START Data for this exercise
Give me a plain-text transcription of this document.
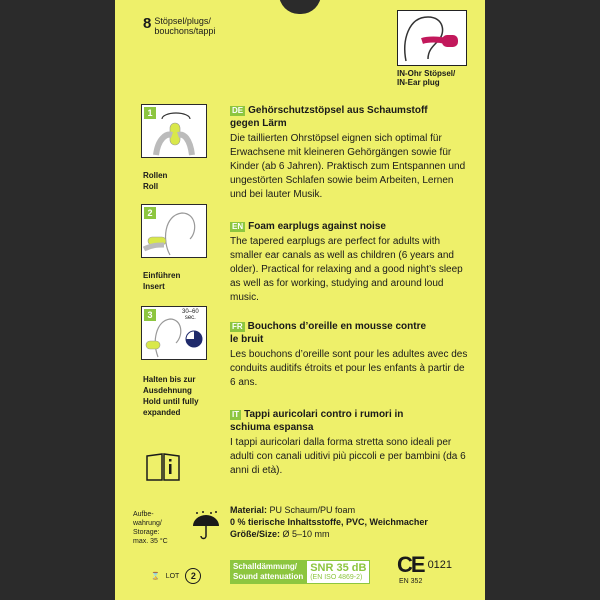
8 Stöpsel/plugs/
bouchons/tappi
IN-Ohr Stöpsel/
IN-Ear plug
1
Rollen
Roll
2
Einführen
Insert
3	30–60
sec.
Halten bis zur
Ausdehnung
Hold until fully
expanded
DE Gehörschutzstöpsel aus Schaumstoff
gegen Lärm
Die taillierten Ohrstöpsel eignen sich optimal für Erwachsene mit kleineren Gehörgängen sowie für Kinder (ab 6 Jahren). Praktisch zum Entspannen und ungestörten Schlafen sowie beim Arbeiten, Lernen und bei lauter Musik.
EN Foam earplugs against noise
The tapered earplugs are perfect for adults with smaller ear canals as well as children (6 years and older). Practical for relaxing and a good night’s sleep as well as for working, studying and around loud music.
FR Bouchons d’oreille en mousse contre
le bruit
Les bouchons d’oreille sont pour les adultes avec des conduits auditifs étroits et pour les enfants à partir de 6 ans.
IT Tappi auricolari contro i rumori in
schiuma espansa
I tappi auricolari dalla forma stretta sono ideali per adulti con canali uditivi più piccoli e per bambini (da 6 anni di età).
Material: PU Schaum/PU foam
0 % tierische Inhaltsstoffe, PVC, Weichmacher
Größe/Size: Ø 5–10 mm
Aufbe-
wahrung/
Storage:
max. 35 °C
⌛ LOT	2
Schalldämmung/
Sound attenuation
SNR 35 dB
(EN ISO 4869-2)
CE 0121
EN 352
END Data for this exercise
Say how many lines of the data include the word "earplugs". Nothing other than the number should be given.

Final result
2